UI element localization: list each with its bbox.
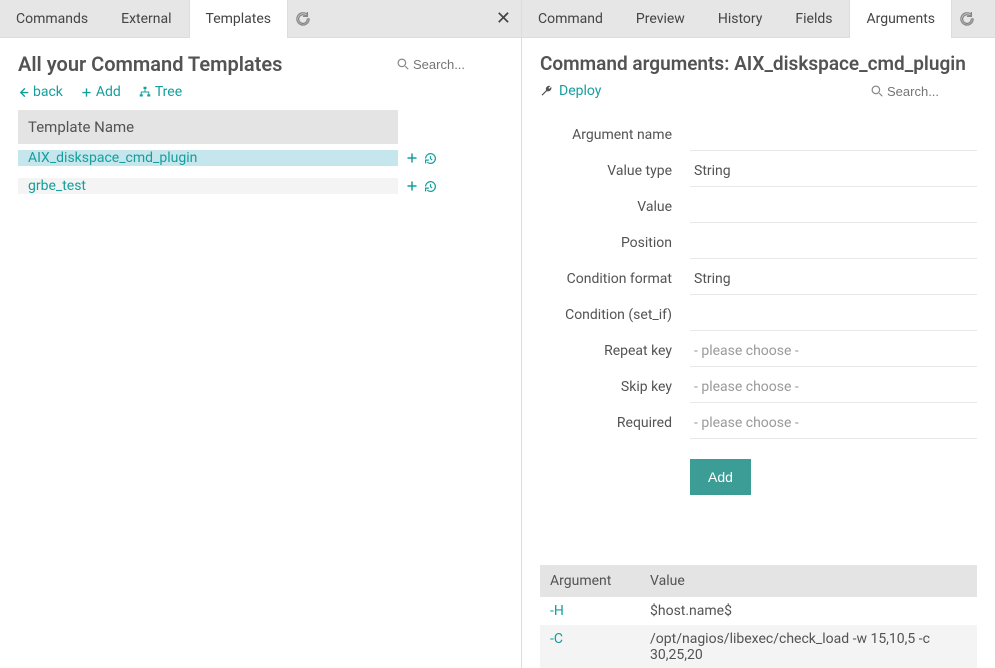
refresh-icon[interactable] — [952, 0, 982, 38]
label-position: Position — [540, 235, 690, 251]
wrench-icon — [540, 83, 553, 99]
select-value-type[interactable]: String — [690, 155, 977, 187]
arg-name[interactable]: -H — [540, 597, 640, 625]
tab-arguments[interactable]: Arguments — [849, 0, 952, 38]
history-icon[interactable] — [424, 178, 437, 194]
label-condition-format: Condition format — [540, 271, 690, 287]
search-input[interactable] — [413, 57, 503, 72]
search-icon — [871, 84, 883, 99]
label-value: Value — [540, 199, 690, 215]
page-title: Command arguments: AIX_diskspace_cmd_plu… — [540, 52, 966, 75]
select-condition-format[interactable]: String — [690, 263, 977, 295]
template-name[interactable]: grbe_test — [18, 178, 398, 194]
search-input[interactable] — [887, 84, 977, 99]
col-value: Value — [640, 565, 977, 597]
args-row[interactable]: -H $host.name$ — [540, 597, 977, 625]
tab-preview[interactable]: Preview — [620, 0, 702, 38]
deploy-label: Deploy — [559, 83, 601, 99]
arg-value: $host.name$ — [640, 597, 977, 625]
plus-icon[interactable] — [406, 178, 418, 194]
refresh-icon[interactable] — [288, 0, 318, 38]
add-link[interactable]: Add — [81, 84, 121, 100]
title-prefix: Command arguments: — [540, 52, 729, 75]
close-icon[interactable]: ✕ — [496, 8, 511, 29]
arg-name[interactable]: -C — [540, 625, 640, 668]
tree-icon — [139, 84, 151, 100]
plus-icon — [81, 84, 92, 100]
arg-value: /opt/nagios/libexec/check_load -w 15,10,… — [640, 625, 977, 668]
search-box[interactable] — [397, 57, 503, 72]
title-name: AIX_diskspace_cmd_plugin — [734, 52, 966, 75]
table-header: Template Name — [18, 110, 398, 144]
label-argument-name: Argument name — [540, 127, 690, 143]
add-button[interactable]: Add — [690, 459, 751, 495]
tab-fields[interactable]: Fields — [779, 0, 849, 38]
arrow-left-icon — [18, 84, 29, 100]
page-title: All your Command Templates — [18, 52, 282, 76]
arguments-form: Argument name Value type String Value Po… — [540, 117, 977, 495]
tab-commands[interactable]: Commands — [0, 0, 105, 38]
plus-icon[interactable] — [406, 150, 418, 166]
tree-link[interactable]: Tree — [139, 84, 182, 100]
tab-history[interactable]: History — [702, 0, 780, 38]
search-box[interactable] — [871, 84, 977, 99]
label-value-type: Value type — [540, 163, 690, 179]
add-label: Add — [96, 84, 121, 100]
tab-command[interactable]: Command — [522, 0, 620, 38]
input-position[interactable] — [690, 227, 977, 259]
args-row[interactable]: -C /opt/nagios/libexec/check_load -w 15,… — [540, 625, 977, 668]
left-tabs-bar: Commands External Templates ✕ — [0, 0, 521, 38]
col-argument: Argument — [540, 565, 640, 597]
table-row[interactable]: grbe_test — [18, 172, 503, 200]
label-condition-setif: Condition (set_if) — [540, 307, 690, 323]
back-link[interactable]: back — [18, 84, 63, 100]
deploy-link[interactable]: Deploy — [540, 83, 601, 99]
select-skip-key[interactable]: - please choose - — [690, 371, 977, 403]
right-tabs-bar: Command Preview History Fields Arguments — [522, 0, 995, 38]
label-skip-key: Skip key — [540, 379, 690, 395]
label-repeat-key: Repeat key — [540, 343, 690, 359]
tab-templates[interactable]: Templates — [189, 0, 289, 38]
tree-label: Tree — [155, 84, 182, 100]
table-row[interactable]: AIX_diskspace_cmd_plugin — [18, 144, 503, 172]
select-repeat-key[interactable]: - please choose - — [690, 335, 977, 367]
toolbar: back Add Tree — [18, 84, 503, 100]
input-argument-name[interactable] — [690, 119, 977, 151]
label-required: Required — [540, 415, 690, 431]
arguments-table: Argument Value -H $host.name$ -C /opt/na… — [540, 565, 977, 668]
input-condition-setif[interactable] — [690, 299, 977, 331]
template-name[interactable]: AIX_diskspace_cmd_plugin — [18, 150, 398, 166]
history-icon[interactable] — [424, 150, 437, 166]
back-label: back — [33, 84, 63, 100]
input-value[interactable] — [690, 191, 977, 223]
tab-external[interactable]: External — [105, 0, 188, 38]
select-required[interactable]: - please choose - — [690, 407, 977, 439]
search-icon — [397, 57, 409, 72]
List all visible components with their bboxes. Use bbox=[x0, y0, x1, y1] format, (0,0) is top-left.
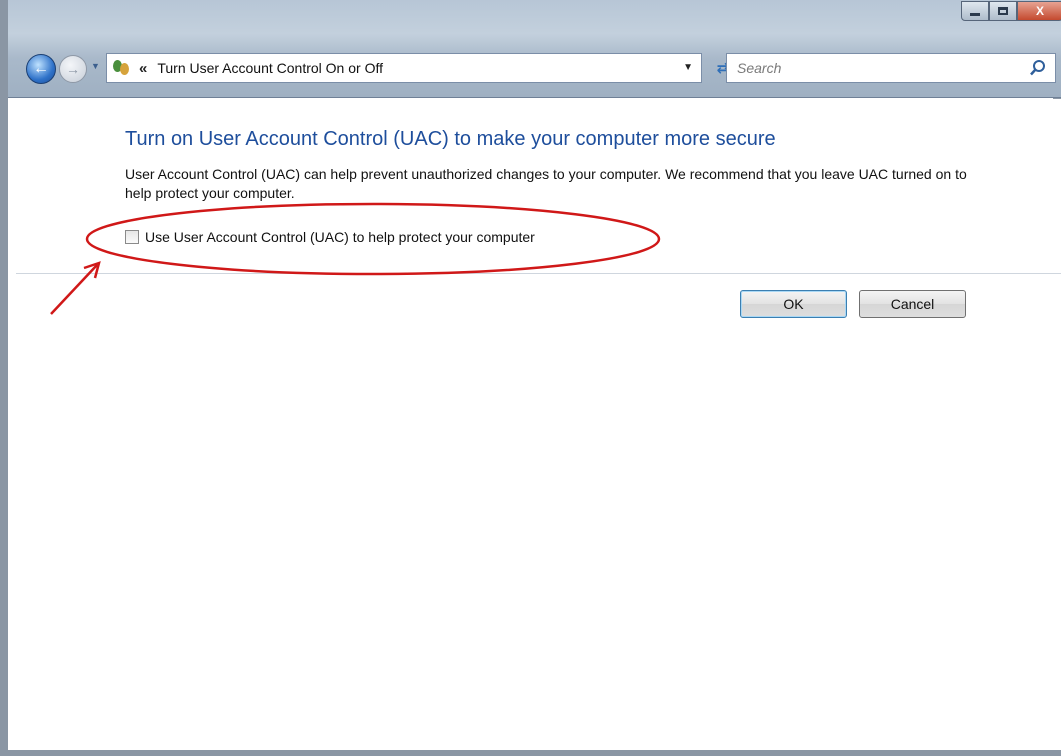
maximize-icon bbox=[998, 7, 1008, 15]
content-area: Turn on User Account Control (UAC) to ma… bbox=[8, 99, 1061, 750]
cancel-button[interactable]: Cancel bbox=[859, 290, 966, 318]
minimize-icon bbox=[970, 12, 980, 16]
window-frame: X ← → ▼ « Turn User Account Control On o… bbox=[8, 0, 1061, 98]
close-button[interactable]: X bbox=[1017, 1, 1061, 21]
close-icon: X bbox=[1035, 4, 1044, 18]
arrow-left-icon: ← bbox=[33, 60, 49, 77]
uac-checkbox[interactable] bbox=[125, 230, 139, 244]
forward-button[interactable]: → bbox=[59, 55, 87, 83]
divider bbox=[16, 273, 1061, 274]
caption-buttons: X bbox=[961, 1, 1061, 25]
uac-window: X ← → ▼ « Turn User Account Control On o… bbox=[0, 0, 1061, 756]
uac-checkbox-label[interactable]: Use User Account Control (UAC) to help p… bbox=[145, 229, 535, 245]
arrow-right-icon: → bbox=[66, 61, 80, 77]
maximize-button[interactable] bbox=[989, 1, 1017, 21]
search-icon[interactable] bbox=[1029, 59, 1047, 77]
uac-checkbox-row[interactable]: Use User Account Control (UAC) to help p… bbox=[125, 229, 535, 245]
breadcrumb-overflow-icon[interactable]: « bbox=[139, 60, 147, 77]
ok-button[interactable]: OK bbox=[740, 290, 847, 318]
minimize-button[interactable] bbox=[961, 1, 989, 21]
navigation-bar: ← → ▼ « Turn User Account Control On or … bbox=[18, 50, 1061, 86]
users-icon bbox=[111, 58, 133, 78]
back-button[interactable]: ← bbox=[26, 54, 56, 84]
page-title: Turn on User Account Control (UAC) to ma… bbox=[125, 128, 776, 150]
search-input[interactable] bbox=[735, 59, 1015, 77]
address-dropdown-icon[interactable]: ▼ bbox=[683, 62, 693, 73]
breadcrumb-current[interactable]: Turn User Account Control On or Off bbox=[157, 60, 383, 76]
address-bar[interactable]: « Turn User Account Control On or Off ▼ bbox=[106, 53, 702, 83]
page-description: User Account Control (UAC) can help prev… bbox=[125, 166, 967, 201]
search-box[interactable] bbox=[726, 53, 1056, 83]
chevron-down-icon: ▼ bbox=[91, 61, 100, 71]
recent-pages-dropdown[interactable]: ▼ bbox=[91, 61, 103, 75]
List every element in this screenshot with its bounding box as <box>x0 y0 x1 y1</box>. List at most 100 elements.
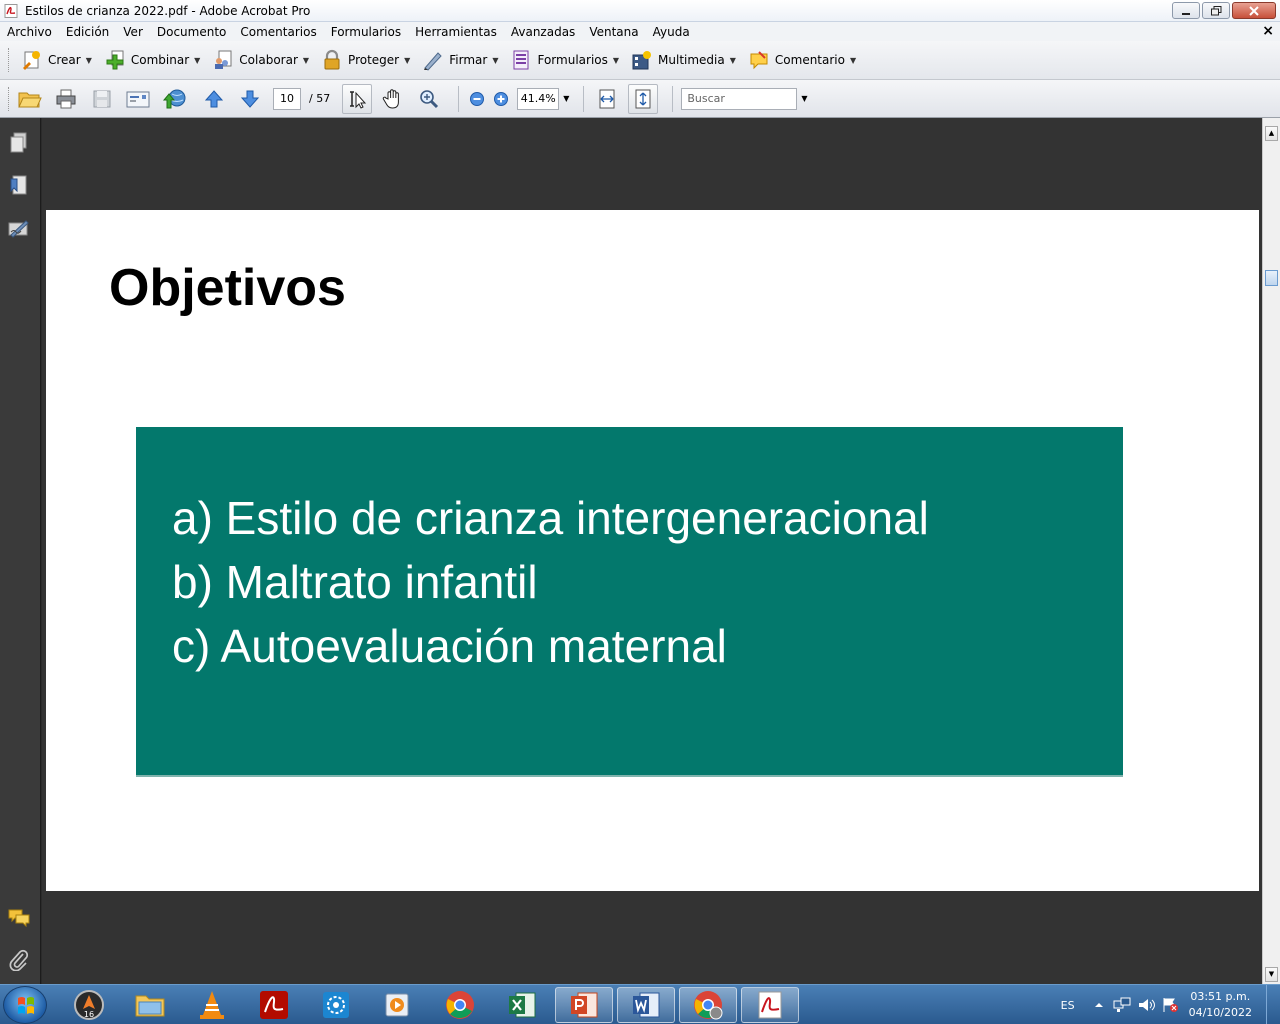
• • • • •
Rewrite all the entries above with every "search-input" changed to "search-field" and everything else left as it is. Leave the pictures out.

UI element localization: list each with its bbox.
refresh-icon[interactable] — [952, 0, 982, 38]
label-position: Position — [540, 235, 690, 251]
wrench-icon — [540, 83, 553, 99]
select-value-type[interactable]: String — [690, 155, 977, 187]
arg-name[interactable]: -H — [540, 597, 640, 625]
tab-arguments[interactable]: Arguments — [849, 0, 952, 38]
history-icon[interactable] — [424, 178, 437, 194]
label-condition-format: Condition format — [540, 271, 690, 287]
search-field[interactable] — [413, 57, 503, 72]
search-icon — [871, 84, 883, 99]
label-value: Value — [540, 199, 690, 215]
page-title: Command arguments: AIX_diskspace_cmd_plu… — [540, 52, 966, 75]
select-condition-format[interactable]: String — [690, 263, 977, 295]
template-name[interactable]: grbe_test — [18, 178, 398, 194]
search-field[interactable] — [887, 84, 977, 99]
col-value: Value — [640, 565, 977, 597]
args-row[interactable]: -H $host.name$ — [540, 597, 977, 625]
tab-preview[interactable]: Preview — [620, 0, 702, 38]
deploy-label: Deploy — [559, 83, 601, 99]
arg-value: $host.name$ — [640, 597, 977, 625]
plus-icon[interactable] — [406, 178, 418, 194]
refresh-icon[interactable] — [288, 0, 318, 38]
add-link[interactable]: Add — [81, 84, 121, 100]
title-prefix: Command arguments: — [540, 52, 729, 75]
close-icon[interactable]: ✕ — [496, 8, 511, 29]
arg-name[interactable]: -C — [540, 625, 640, 668]
tree-icon — [139, 84, 151, 100]
plus-icon — [81, 84, 92, 100]
arg-value: /opt/nagios/libexec/check_load -w 15,10,… — [640, 625, 977, 668]
search-box[interactable] — [397, 57, 503, 72]
title-name: AIX_diskspace_cmd_plugin — [734, 52, 966, 75]
table-header: Template Name — [18, 110, 398, 144]
label-argument-name: Argument name — [540, 127, 690, 143]
add-button[interactable]: Add — [690, 459, 751, 495]
tab-fields[interactable]: Fields — [779, 0, 849, 38]
arrow-left-icon — [18, 84, 29, 100]
page-title: All your Command Templates — [18, 52, 282, 76]
arguments-form: Argument name Value type String Value Po… — [540, 117, 977, 495]
tab-commands[interactable]: Commands — [0, 0, 105, 38]
plus-icon[interactable] — [406, 150, 418, 166]
tree-link[interactable]: Tree — [139, 84, 182, 100]
tab-history[interactable]: History — [702, 0, 780, 38]
search-box[interactable] — [871, 84, 977, 99]
label-value-type: Value type — [540, 163, 690, 179]
add-label: Add — [96, 84, 121, 100]
tab-command[interactable]: Command — [522, 0, 620, 38]
input-position[interactable] — [690, 227, 977, 259]
args-row[interactable]: -C /opt/nagios/libexec/check_load -w 15,… — [540, 625, 977, 668]
left-tabs-bar: Commands External Templates ✕ — [0, 0, 521, 38]
col-argument: Argument — [540, 565, 640, 597]
table-row[interactable]: grbe_test — [18, 172, 503, 200]
label-condition-setif: Condition (set_if) — [540, 307, 690, 323]
back-link[interactable]: back — [18, 84, 63, 100]
deploy-link[interactable]: Deploy — [540, 83, 601, 99]
select-skip-key[interactable]: - please choose - — [690, 371, 977, 403]
right-tabs-bar: Command Preview History Fields Arguments — [522, 0, 995, 38]
label-skip-key: Skip key — [540, 379, 690, 395]
label-repeat-key: Repeat key — [540, 343, 690, 359]
tab-templates[interactable]: Templates — [189, 0, 289, 38]
tree-label: Tree — [155, 84, 182, 100]
table-row[interactable]: AIX_diskspace_cmd_plugin — [18, 144, 503, 172]
select-repeat-key[interactable]: - please choose - — [690, 335, 977, 367]
toolbar: back Add Tree — [18, 84, 503, 100]
input-argument-name[interactable] — [690, 119, 977, 151]
label-required: Required — [540, 415, 690, 431]
arguments-table: Argument Value -H $host.name$ -C /opt/na… — [540, 565, 977, 668]
input-condition-setif[interactable] — [690, 299, 977, 331]
template-name[interactable]: AIX_diskspace_cmd_plugin — [18, 150, 398, 166]
history-icon[interactable] — [424, 150, 437, 166]
back-label: back — [33, 84, 63, 100]
input-value[interactable] — [690, 191, 977, 223]
tab-external[interactable]: External — [105, 0, 188, 38]
select-required[interactable]: - please choose - — [690, 407, 977, 439]
search-icon — [397, 57, 409, 72]
List all visible components with their bboxes. Use bbox=[x0, y0, x1, y1] format, (0,0) is top-left.
maximize-icon bbox=[998, 7, 1008, 15]
content-area: Turn on User Account Control (UAC) to ma… bbox=[8, 99, 1061, 750]
cancel-button[interactable]: Cancel bbox=[859, 290, 966, 318]
minimize-icon bbox=[970, 12, 980, 16]
window-frame: X ← → ▼ « Turn User Account Control On o… bbox=[8, 0, 1061, 98]
close-button[interactable]: X bbox=[1017, 1, 1061, 21]
close-icon: X bbox=[1035, 4, 1044, 18]
arrow-left-icon: ← bbox=[33, 60, 49, 77]
uac-checkbox[interactable] bbox=[125, 230, 139, 244]
forward-button[interactable]: → bbox=[59, 55, 87, 83]
divider bbox=[16, 273, 1061, 274]
caption-buttons: X bbox=[961, 1, 1061, 25]
uac-window: X ← → ▼ « Turn User Account Control On o… bbox=[0, 0, 1061, 756]
uac-checkbox-label[interactable]: Use User Account Control (UAC) to help p… bbox=[145, 229, 535, 245]
arrow-right-icon: → bbox=[66, 61, 80, 77]
maximize-button[interactable] bbox=[989, 1, 1017, 21]
search-icon[interactable] bbox=[1029, 59, 1047, 77]
uac-checkbox-row[interactable]: Use User Account Control (UAC) to help p… bbox=[125, 229, 535, 245]
breadcrumb-overflow-icon[interactable]: « bbox=[139, 60, 147, 77]
ok-button[interactable]: OK bbox=[740, 290, 847, 318]
minimize-button[interactable] bbox=[961, 1, 989, 21]
navigation-bar: ← → ▼ « Turn User Account Control On or … bbox=[18, 50, 1061, 86]
users-icon bbox=[111, 58, 133, 78]
back-button[interactable]: ← bbox=[26, 54, 56, 84]
page-title: Turn on User Account Control (UAC) to ma… bbox=[125, 128, 776, 150]
search-field[interactable] bbox=[735, 59, 1015, 77]
address-dropdown-icon[interactable]: ▼ bbox=[683, 62, 693, 73]
breadcrumb-current[interactable]: Turn User Account Control On or Off bbox=[157, 60, 383, 76]
address-bar[interactable]: « Turn User Account Control On or Off ▼ bbox=[106, 53, 702, 83]
page-description: User Account Control (UAC) can help prev… bbox=[125, 166, 967, 201]
search-box[interactable] bbox=[726, 53, 1056, 83]
chevron-down-icon: ▼ bbox=[91, 61, 100, 71]
recent-pages-dropdown[interactable]: ▼ bbox=[91, 61, 103, 75]
List every element in this screenshot with its bounding box as <box>x0 y0 x1 y1</box>. List at most 100 elements.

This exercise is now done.